### Dataset records
↓↓↓
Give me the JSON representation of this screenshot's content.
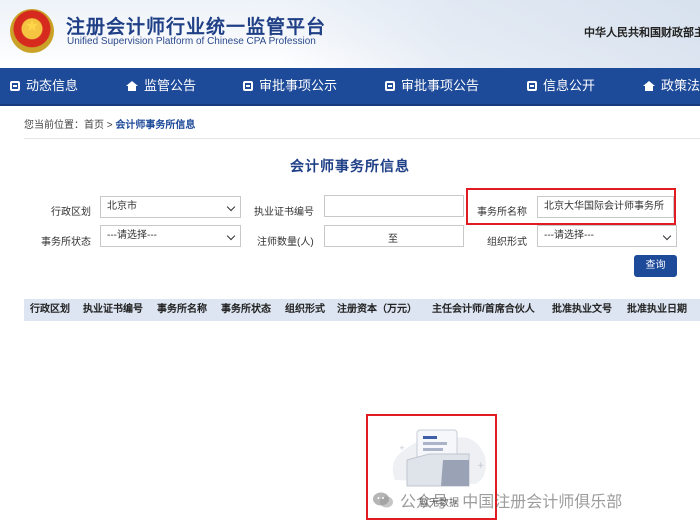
{
  "header": {
    "title": "注册会计师行业统一监管平台",
    "subtitle": "Unified Supervision Platform of Chinese CPA Profession",
    "ministry": "中华人民共和国财政部主"
  },
  "nav": {
    "items": [
      {
        "label": "动态信息",
        "icon": "document-icon"
      },
      {
        "label": "监管公告",
        "icon": "house-icon"
      },
      {
        "label": "审批事项公示",
        "icon": "monitor-icon"
      },
      {
        "label": "审批事项公告",
        "icon": "chat-icon"
      },
      {
        "label": "信息公开",
        "icon": "grid-icon"
      },
      {
        "label": "政策法",
        "icon": "bank-icon"
      }
    ]
  },
  "breadcrumb": {
    "prefix": "您当前位置：首页 >",
    "current": "会计师事务所信息"
  },
  "form": {
    "title": "会计师事务所信息",
    "region_label": "行政区划",
    "region_value": "北京市",
    "cert_label": "执业证书编号",
    "cert_value": "",
    "name_label": "事务所名称",
    "name_value": "北京大华国际会计师事务所",
    "status_label": "事务所状态",
    "status_value": "---请选择---",
    "count_label": "注师数量(人)",
    "count_separator": "至",
    "org_label": "组织形式",
    "org_value": "---请选择---",
    "query_label": "查询"
  },
  "table": {
    "headers": [
      "行政区划",
      "执业证书编号",
      "事务所名称",
      "事务所状态",
      "组织形式",
      "注册资本（万元）",
      "主任会计师/首席合伙人",
      "批准执业文号",
      "批准执业日期"
    ]
  },
  "empty_state": {
    "text": "暂无数据"
  },
  "watermark": {
    "text": "公众号 · 中国注册会计师俱乐部"
  },
  "colors": {
    "nav_bg": "#1e4a9a",
    "title_blue": "#1e3f86",
    "highlight_red": "#e11b22",
    "table_header_bg": "#dde5f2"
  }
}
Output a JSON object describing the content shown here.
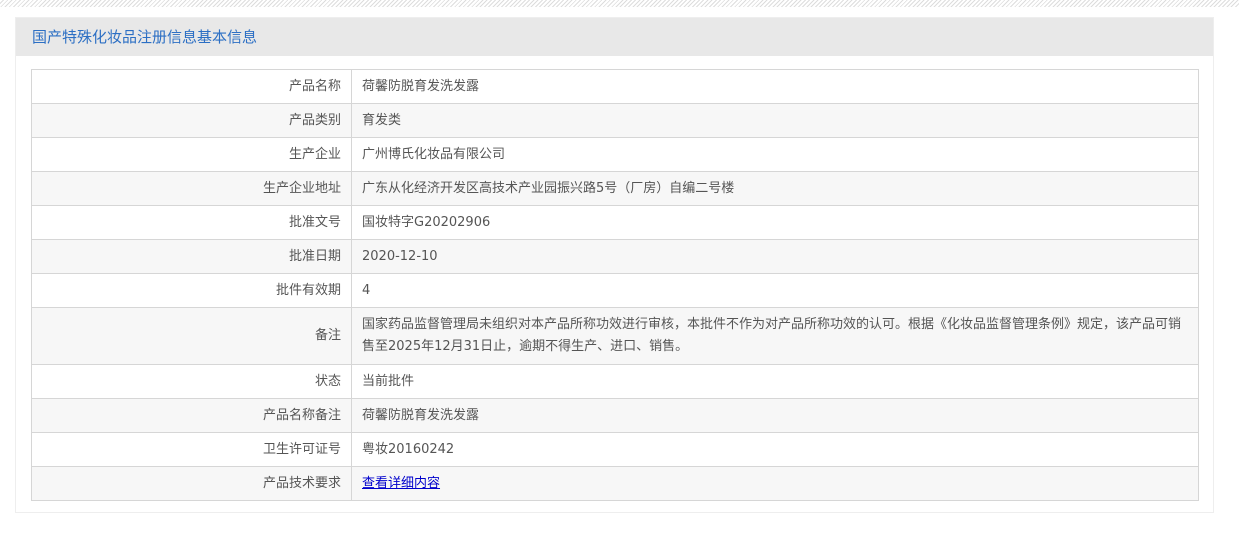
{
  "title": "国产特殊化妆品注册信息基本信息",
  "rows": [
    {
      "label": "产品名称",
      "value": "荷馨防脱育发洗发露"
    },
    {
      "label": "产品类别",
      "value": "育发类"
    },
    {
      "label": "生产企业",
      "value": "广州博氏化妆品有限公司"
    },
    {
      "label": "生产企业地址",
      "value": "广东从化经济开发区高技术产业园振兴路5号（厂房）自编二号楼"
    },
    {
      "label": "批准文号",
      "value": "国妆特字G20202906"
    },
    {
      "label": "批准日期",
      "value": "2020-12-10"
    },
    {
      "label": "批件有效期",
      "value": "4"
    },
    {
      "label": "备注",
      "value": "国家药品监督管理局未组织对本产品所称功效进行审核，本批件不作为对产品所称功效的认可。根据《化妆品监督管理条例》规定，该产品可销售至2025年12月31日止，逾期不得生产、进口、销售。"
    },
    {
      "label": "状态",
      "value": "当前批件"
    },
    {
      "label": "产品名称备注",
      "value": "荷馨防脱育发洗发露"
    },
    {
      "label": "卫生许可证号",
      "value": "粤妆20160242"
    },
    {
      "label": "产品技术要求",
      "value": "查看详细内容"
    }
  ]
}
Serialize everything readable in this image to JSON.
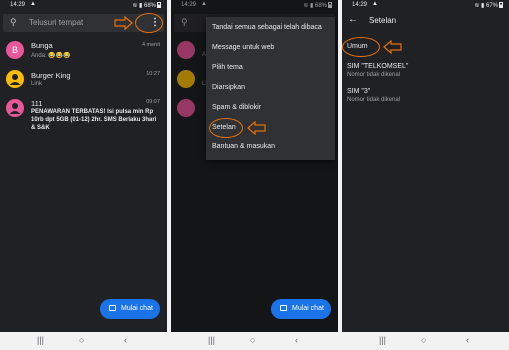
{
  "status": {
    "p1": {
      "time": "14:29",
      "battery": "68%"
    },
    "p2": {
      "time": "14:29",
      "battery": "68%"
    },
    "p3": {
      "time": "14:29",
      "battery": "67%"
    }
  },
  "panel1": {
    "search_placeholder": "Telusuri tempat",
    "conversations": [
      {
        "initial": "B",
        "name": "Bunga",
        "time": "4 menit",
        "snippet": "Anda: 😂😂😂",
        "avatar_color": "#e8579a"
      },
      {
        "initial": "",
        "name": "Burger King",
        "time": "10:27",
        "snippet": "Link",
        "avatar_color": "#fbbc04"
      },
      {
        "initial": "",
        "name": "111",
        "time": "09:07",
        "snippet": "PENAWARAN TERBATAS! Isi pulsa min Rp 10rb dpt 5GB (01-12) 2hr. SMS Berlaku 3hari & S&K",
        "avatar_color": "#e8579a"
      }
    ],
    "fab_label": "Mulai chat"
  },
  "panel2": {
    "menu": [
      "Tandai semua sebagai telah dibaca",
      "Message untuk web",
      "Pilih tema",
      "Diarsipkan",
      "Spam & diblokir",
      "Setelan",
      "Bantuan & masukan"
    ],
    "fab_label": "Mulai chat"
  },
  "panel3": {
    "title": "Setelan",
    "items": [
      {
        "title": "Umum",
        "subtitle": ""
      },
      {
        "title": "SIM \"TELKOMSEL\"",
        "subtitle": "Nomor tidak dikenal"
      },
      {
        "title": "SIM \"3\"",
        "subtitle": "Nomor tidak dikenal"
      }
    ]
  },
  "colors": {
    "annotation": "#e8710a",
    "accent": "#1a73e8",
    "background": "#202124"
  }
}
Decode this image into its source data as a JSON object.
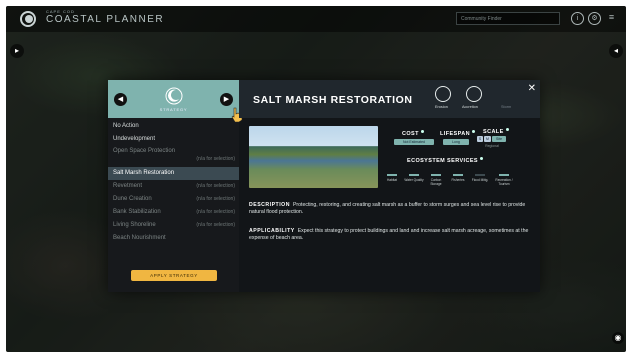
{
  "app": {
    "logo_small": "CAPE COD",
    "logo_big": "COASTAL PLANNER",
    "search_placeholder": "Community Finder",
    "header_icons": [
      "info-icon",
      "settings-icon",
      "menu-icon"
    ]
  },
  "modal": {
    "strategy_label": "STRATEGY",
    "title": "SALT MARSH RESTORATION",
    "header_icons": [
      {
        "icon": "erosion-icon",
        "label": "Erosion"
      },
      {
        "icon": "accretion-icon",
        "label": "Accretion"
      },
      {
        "icon": "storm-icon",
        "label": "Storm"
      }
    ],
    "strategies": [
      {
        "label": "No Action",
        "note": ""
      },
      {
        "label": "Undevelopment",
        "note": ""
      },
      {
        "label": "Open Space Protection",
        "note": "(n/a for selection)"
      },
      {
        "label": "Salt Marsh Restoration",
        "note": "",
        "selected": true
      },
      {
        "label": "Revetment",
        "note": "(n/a for selection)"
      },
      {
        "label": "Dune Creation",
        "note": "(n/a for selection)"
      },
      {
        "label": "Bank Stabilization",
        "note": "(n/a for selection)"
      },
      {
        "label": "Living Shoreline",
        "note": "(n/a for selection)"
      },
      {
        "label": "Beach Nourishment",
        "note": ""
      }
    ],
    "apply_label": "APPLY STRATEGY",
    "stats": {
      "cost_label": "COST",
      "cost_value": "Not Estimated",
      "lifespan_label": "LIFESPAN",
      "lifespan_value": "Long",
      "scale_label": "SCALE",
      "scale_values": [
        "S",
        "M",
        "Site",
        "Regional"
      ],
      "ecosystem_label": "ECOSYSTEM SERVICES",
      "ecosystem_items": [
        "Habitat",
        "Water Quality",
        "Carbon Storage",
        "Fisheries",
        "Flood Mitig.",
        "Recreation / Tourism"
      ]
    },
    "description_label": "DESCRIPTION",
    "description_text": "Protecting, restoring, and creating salt marsh as a buffer to storm surges and sea level rise to provide natural flood protection.",
    "applicability_label": "APPLICABILITY",
    "applicability_text": "Expect this strategy to protect buildings and land and increase salt marsh acreage, sometimes at the expense of beach area."
  },
  "colors": {
    "accent": "#7fb3ae",
    "apply_button": "#f0b641",
    "selected_row": "#3b4a52"
  }
}
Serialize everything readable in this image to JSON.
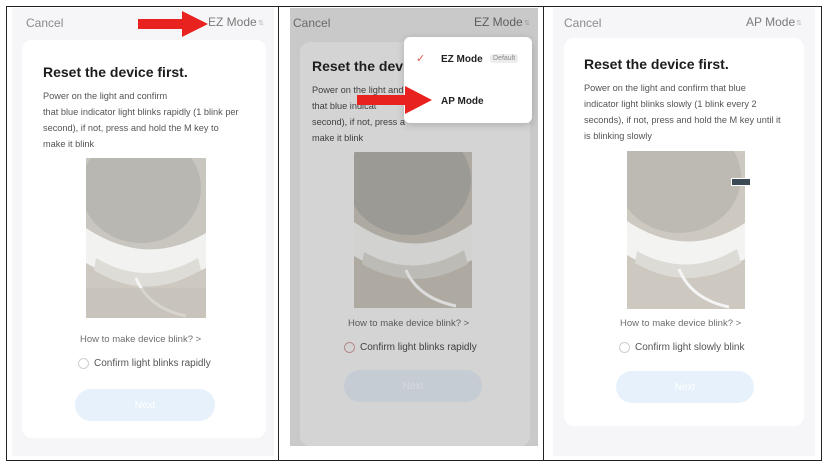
{
  "colors": {
    "arrow": "#e8221f",
    "check": "#e0574a",
    "next_bg": "#e6f1fb"
  },
  "screens": [
    {
      "cancel": "Cancel",
      "mode": "EZ Mode",
      "title": "Reset the device first.",
      "desc_lines": [
        "Power on the light and confirm",
        "that blue indicator light blinks  rapidly (1 blink per",
        "second), if not, press and hold the M key to",
        "make it blink"
      ],
      "howto": "How to make device blink? >",
      "confirm": "Confirm light blinks rapidly",
      "next": "Next"
    },
    {
      "cancel": "Cancel",
      "mode": "EZ Mode",
      "title": "Reset the device first.",
      "desc_lines": [
        "Power on the light and confirm",
        "that blue indicat",
        "second), if not, press a",
        "make it blink"
      ],
      "howto": "How to make device blink? >",
      "confirm": "Confirm light blinks rapidly",
      "next": "Next",
      "dropdown": {
        "ez_label": "EZ Mode",
        "ez_badge": "Default",
        "ap_label": "AP Mode"
      }
    },
    {
      "cancel": "Cancel",
      "mode": "AP Mode",
      "title": "Reset the device first.",
      "desc_lines": [
        "Power on the light and confirm that blue",
        "indicator light blinks  slowly (1 blink every 2",
        "seconds), if not, press and hold the M key until it",
        "is blinking slowly"
      ],
      "howto": "How to make device blink? >",
      "confirm": "Confirm light slowly blink",
      "next": "Next"
    }
  ]
}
↑↑↑
### Short exercise
Gather up, from the records above, each line where the word "subtitle" appears.

### Response
    "subtitle": "Unified Supervision Platform of Chinese CPA Profession",
        "subtitle": ""
        "subtitle": "Nomor tidak dikenal"
        "subtitle": "Nomor tidak dikenal"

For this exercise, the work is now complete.